STATED PROBLEM
Return all the data below as it stands, minus the pictures.
** START DATASET EXCERPTS **
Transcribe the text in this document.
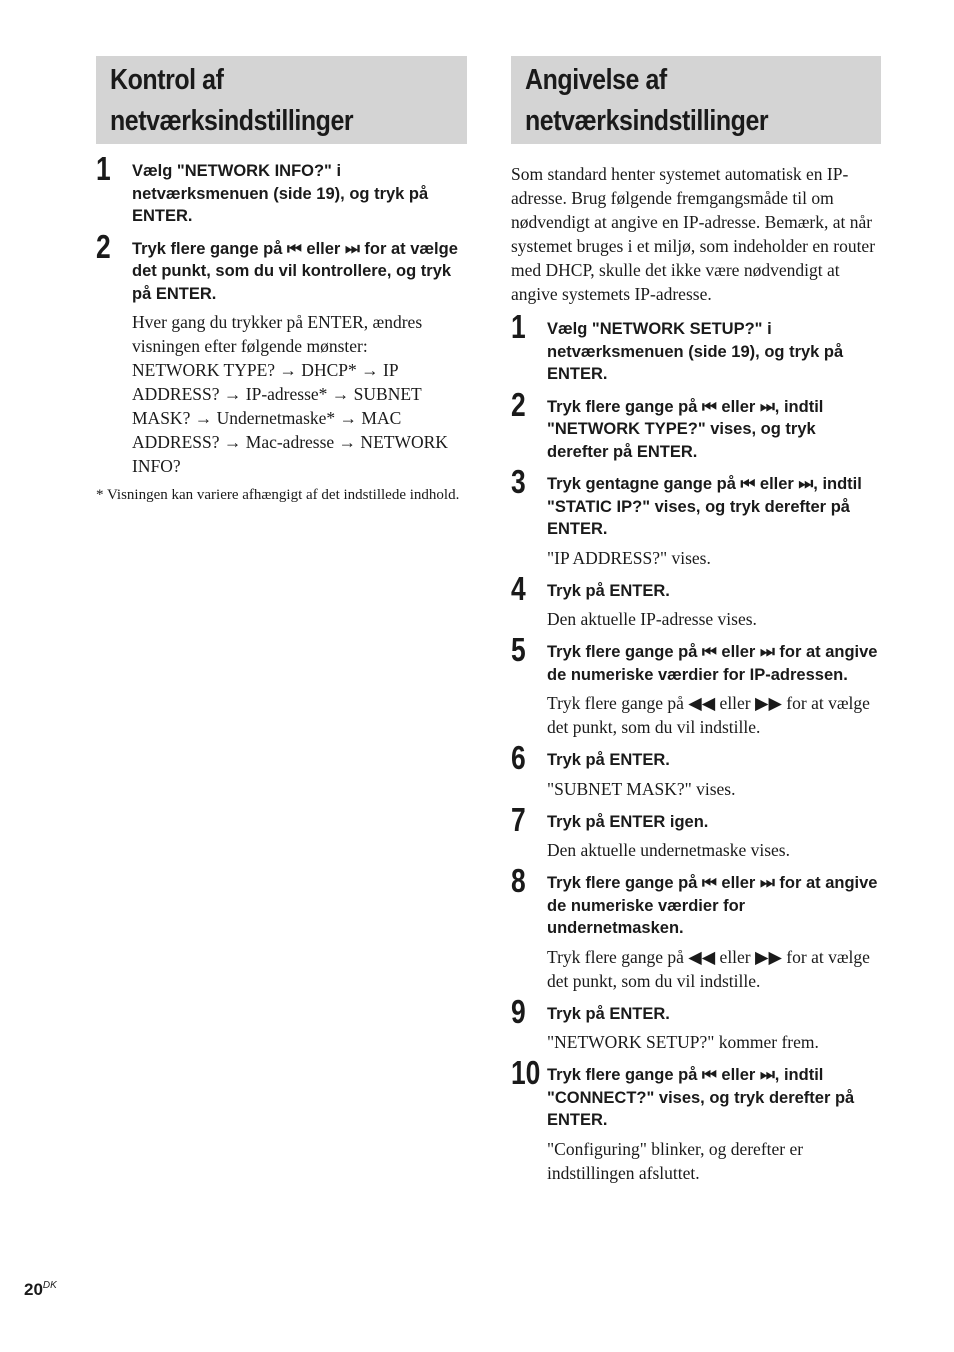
Kontrol af
netværksindstillinger
1 Vælg "NETWORK INFO?" i netværksmenuen (side 19), og tryk på ENTER.
2 Tryk flere gange på ⏮ eller ⏭ for at vælge det punkt, som du vil kontrollere, og tryk på ENTER.
Hver gang du trykker på ENTER, ændres visningen efter følgende mønster:
NETWORK TYPE? → DHCP* → IP ADDRESS? → IP-adresse* → SUBNET MASK? → Undernetmaske* → MAC ADDRESS? → Mac-adresse → NETWORK INFO?
* Visningen kan variere afhængigt af det indstillede indhold.
Angivelse af
netværksindstillinger

Som standard henter systemet automatisk en IP-adresse. Brug følgende fremgangsmåde til om nødvendigt at angive en IP-adresse. Bemærk, at når systemet bruges i et miljø, som indeholder en router med DHCP, skulle det ikke være nødvendigt at angive systemets IP-adresse.

1 Vælg "NETWORK SETUP?" i netværksmenuen (side 19), og tryk på ENTER.
2 Tryk flere gange på ⏮ eller ⏭, indtil "NETWORK TYPE?" vises, og tryk derefter på ENTER.
3 Tryk gentagne gange på ⏮ eller ⏭, indtil "STATIC IP?" vises, og tryk derefter på ENTER.
"IP ADDRESS?" vises.
4 Tryk på ENTER.
Den aktuelle IP-adresse vises.
5 Tryk flere gange på ⏮ eller ⏭ for at angive de numeriske værdier for IP-adressen.
Tryk flere gange på ◀◀ eller ▶▶ for at vælge det punkt, som du vil indstille.
6 Tryk på ENTER.
"SUBNET MASK?" vises.
7 Tryk på ENTER igen.
Den aktuelle undernetmaske vises.
8 Tryk flere gange på ⏮ eller ⏭ for at angive de numeriske værdier for undernetmasken.
Tryk flere gange på ◀◀ eller ▶▶ for at vælge det punkt, som du vil indstille.
9 Tryk på ENTER.
"NETWORK SETUP?" kommer frem.
10 Tryk flere gange på ⏮ eller ⏭, indtil "CONNECT?" vises, og tryk derefter på ENTER.
"Configuring" blinker, og derefter er indstillingen afsluttet.
$20^{DK}$
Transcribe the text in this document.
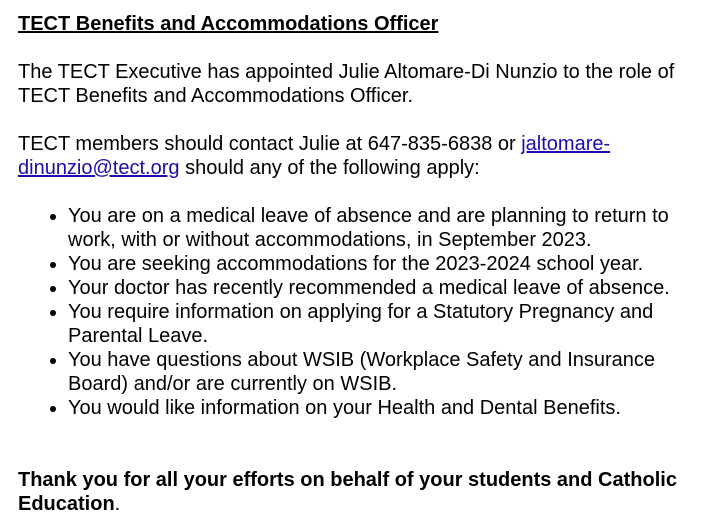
TECT Benefits and Accommodations Officer

The TECT Executive has appointed Julie Altomare-Di Nunzio to the role of TECT Benefits and Accommodations Officer.

TECT members should contact Julie at 647-835-6838 or jaltomare-dinunzio@tect.org should any of the following apply:

• You are on a medical leave of absence and are planning to return to work, with or without accommodations, in September 2023.
• You are seeking accommodations for the 2023-2024 school year.
• Your doctor has recently recommended a medical leave of absence.
• You require information on applying for a Statutory Pregnancy and Parental Leave.
• You have questions about WSIB (Workplace Safety and Insurance Board) and/or are currently on WSIB.
• You would like information on your Health and Dental Benefits.

Thank you for all your efforts on behalf of your students and Catholic Education.
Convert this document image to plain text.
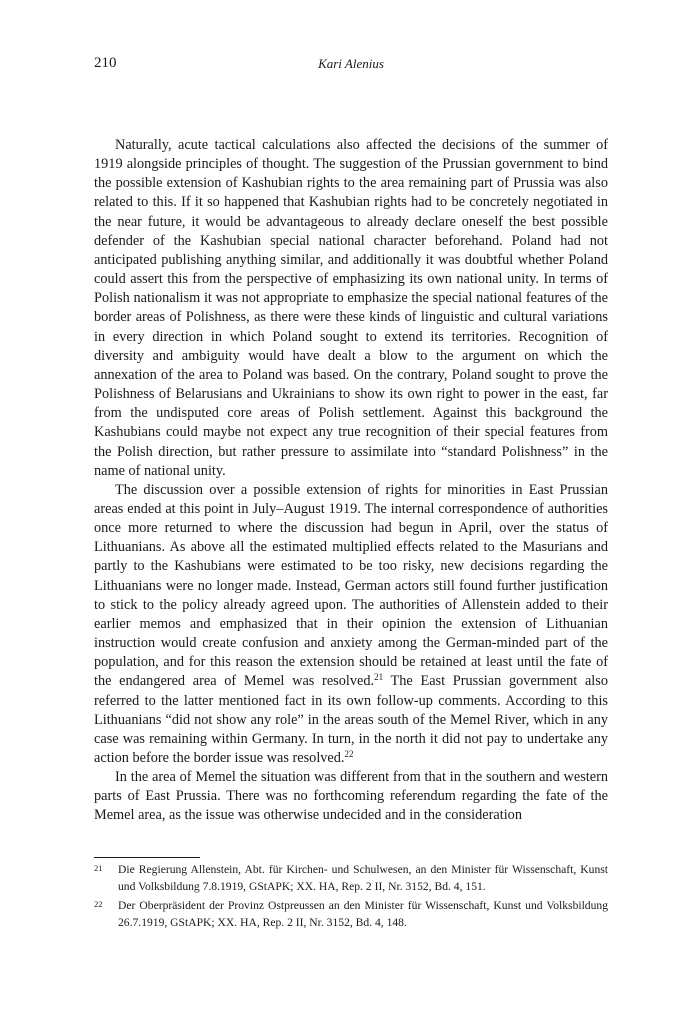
210	Kari Alenius

Naturally, acute tactical calculations also affected the decisions of the summer of 1919 alongside principles of thought. The suggestion of the Prussian government to bind the possible extension of Kashubian rights to the area remaining part of Prussia was also related to this. If it so happened that Kashubian rights had to be concretely negotiated in the near future, it would be advantageous to already declare oneself the best possible defender of the Kashubian special national character beforehand. Poland had not anticipated publishing anything similar, and additionally it was doubtful whether Poland could assert this from the perspective of emphasizing its own national unity. In terms of Polish nationalism it was not appropriate to emphasize the special national features of the border areas of Polishness, as there were these kinds of linguistic and cultural variations in every direction in which Poland sought to extend its territories. Recognition of diversity and ambiguity would have dealt a blow to the argument on which the annexation of the area to Poland was based. On the contrary, Poland sought to prove the Polishness of Belarusians and Ukrainians to show its own right to power in the east, far from the undisputed core areas of Polish settlement. Against this background the Kashubians could maybe not expect any true recognition of their special features from the Polish direction, but rather pressure to assimilate into “standard Polishness” in the name of national unity.

The discussion over a possible extension of rights for minorities in East Prussian areas ended at this point in July–August 1919. The internal correspondence of authorities once more returned to where the discussion had begun in April, over the status of Lithuanians. As above all the estimated multiplied effects related to the Masurians and partly to the Kashubians were estimated to be too risky, new decisions regarding the Lithuanians were no longer made. Instead, German actors still found further justification to stick to the policy already agreed upon. The authorities of Allenstein added to their earlier memos and emphasized that in their opinion the extension of Lithuanian instruction would create confusion and anxiety among the German-minded part of the population, and for this reason the extension should be retained at least until the fate of the endangered area of Memel was resolved.$^{21}$ The East Prussian government also referred to the latter mentioned fact in its own follow-up comments. According to this Lithuanians “did not show any role” in the areas south of the Memel River, which in any case was remaining within Germany. In turn, in the north it did not pay to undertake any action before the border issue was resolved.$^{22}$

In the area of Memel the situation was different from that in the southern and western parts of East Prussia. There was no forthcoming referendum regarding the fate of the Memel area, as the issue was otherwise undecided and in the consideration

21 Die Regierung Allenstein, Abt. für Kirchen- und Schulwesen, an den Minister für Wissenschaft, Kunst und Volksbildung 7.8.1919, GStAPK; XX. HA, Rep. 2 II, Nr. 3152, Bd. 4, 151.
22 Der Oberpräsident der Provinz Ostpreussen an den Minister für Wissenschaft, Kunst und Volksbildung 26.7.1919, GStAPK; XX. HA, Rep. 2 II, Nr. 3152, Bd. 4, 148.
** END DATASET EXCERPTS **
RESPONSE
Transcribe the text in this document.
Kontrol af
netværksindstillinger
1 Vælg "NETWORK INFO?" i netværksmenuen (side 19), og tryk på ENTER.
2 Tryk flere gange på ⏮ eller ⏭ for at vælge det punkt, som du vil kontrollere, og tryk på ENTER.
Hver gang du trykker på ENTER, ændres visningen efter følgende mønster:
NETWORK TYPE? → DHCP* → IP ADDRESS? → IP-adresse* → SUBNET MASK? → Undernetmaske* → MAC ADDRESS? → Mac-adresse → NETWORK INFO?
* Visningen kan variere afhængigt af det indstillede indhold.
Angivelse af
netværksindstillinger

Som standard henter systemet automatisk en IP-adresse. Brug følgende fremgangsmåde til om nødvendigt at angive en IP-adresse. Bemærk, at når systemet bruges i et miljø, som indeholder en router med DHCP, skulle det ikke være nødvendigt at angive systemets IP-adresse.

1 Vælg "NETWORK SETUP?" i netværksmenuen (side 19), og tryk på ENTER.
2 Tryk flere gange på ⏮ eller ⏭, indtil "NETWORK TYPE?" vises, og tryk derefter på ENTER.
3 Tryk gentagne gange på ⏮ eller ⏭, indtil "STATIC IP?" vises, og tryk derefter på ENTER.
"IP ADDRESS?" vises.
4 Tryk på ENTER.
Den aktuelle IP-adresse vises.
5 Tryk flere gange på ⏮ eller ⏭ for at angive de numeriske værdier for IP-adressen.
Tryk flere gange på ◀◀ eller ▶▶ for at vælge det punkt, som du vil indstille.
6 Tryk på ENTER.
"SUBNET MASK?" vises.
7 Tryk på ENTER igen.
Den aktuelle undernetmaske vises.
8 Tryk flere gange på ⏮ eller ⏭ for at angive de numeriske værdier for undernetmasken.
Tryk flere gange på ◀◀ eller ▶▶ for at vælge det punkt, som du vil indstille.
9 Tryk på ENTER.
"NETWORK SETUP?" kommer frem.
10 Tryk flere gange på ⏮ eller ⏭, indtil "CONNECT?" vises, og tryk derefter på ENTER.
"Configuring" blinker, og derefter er indstillingen afsluttet.
$20^{DK}$
Transcribe the text in this document.
TECT Benefits and Accommodations Officer

The TECT Executive has appointed Julie Altomare-Di Nunzio to the role of TECT Benefits and Accommodations Officer.

TECT members should contact Julie at 647-835-6838 or jaltomare-dinunzio@tect.org should any of the following apply:

• You are on a medical leave of absence and are planning to return to work, with or without accommodations, in September 2023.
• You are seeking accommodations for the 2023-2024 school year.
• Your doctor has recently recommended a medical leave of absence.
• You require information on applying for a Statutory Pregnancy and Parental Leave.
• You have questions about WSIB (Workplace Safety and Insurance Board) and/or are currently on WSIB.
• You would like information on your Health and Dental Benefits.

Thank you for all your efforts on behalf of your students and Catholic Education.
Convert this document image to plain text.
210	Kari Alenius

Naturally, acute tactical calculations also affected the decisions of the summer of 1919 alongside principles of thought. The suggestion of the Prussian government to bind the possible extension of Kashubian rights to the area remaining part of Prussia was also related to this. If it so happened that Kashubian rights had to be concretely negotiated in the near future, it would be advantageous to already declare oneself the best possible defender of the Kashubian special national character beforehand. Poland had not anticipated publishing anything similar, and additionally it was doubtful whether Poland could assert this from the perspective of emphasizing its own national unity. In terms of Polish nationalism it was not appropriate to emphasize the special national features of the border areas of Polishness, as there were these kinds of linguistic and cultural variations in every direction in which Poland sought to extend its territories. Recognition of diversity and ambiguity would have dealt a blow to the argument on which the annexation of the area to Poland was based. On the contrary, Poland sought to prove the Polishness of Belarusians and Ukrainians to show its own right to power in the east, far from the undisputed core areas of Polish settlement. Against this background the Kashubians could maybe not expect any true recognition of their special features from the Polish direction, but rather pressure to assimilate into “standard Polishness” in the name of national unity.

The discussion over a possible extension of rights for minorities in East Prussian areas ended at this point in July–August 1919. The internal correspondence of authorities once more returned to where the discussion had begun in April, over the status of Lithuanians. As above all the estimated multiplied effects related to the Masurians and partly to the Kashubians were estimated to be too risky, new decisions regarding the Lithuanians were no longer made. Instead, German actors still found further justification to stick to the policy already agreed upon. The authorities of Allenstein added to their earlier memos and emphasized that in their opinion the extension of Lithuanian instruction would create confusion and anxiety among the German-minded part of the population, and for this reason the extension should be retained at least until the fate of the endangered area of Memel was resolved.$^{21}$ The East Prussian government also referred to the latter mentioned fact in its own follow-up comments. According to this Lithuanians “did not show any role” in the areas south of the Memel River, which in any case was remaining within Germany. In turn, in the north it did not pay to undertake any action before the border issue was resolved.$^{22}$

In the area of Memel the situation was different from that in the southern and western parts of East Prussia. There was no forthcoming referendum regarding the fate of the Memel area, as the issue was otherwise undecided and in the consideration

21 Die Regierung Allenstein, Abt. für Kirchen- und Schulwesen, an den Minister für Wissenschaft, Kunst und Volksbildung 7.8.1919, GStAPK; XX. HA, Rep. 2 II, Nr. 3152, Bd. 4, 151.
22 Der Oberpräsident der Provinz Ostpreussen an den Minister für Wissenschaft, Kunst und Volksbildung 26.7.1919, GStAPK; XX. HA, Rep. 2 II, Nr. 3152, Bd. 4, 148.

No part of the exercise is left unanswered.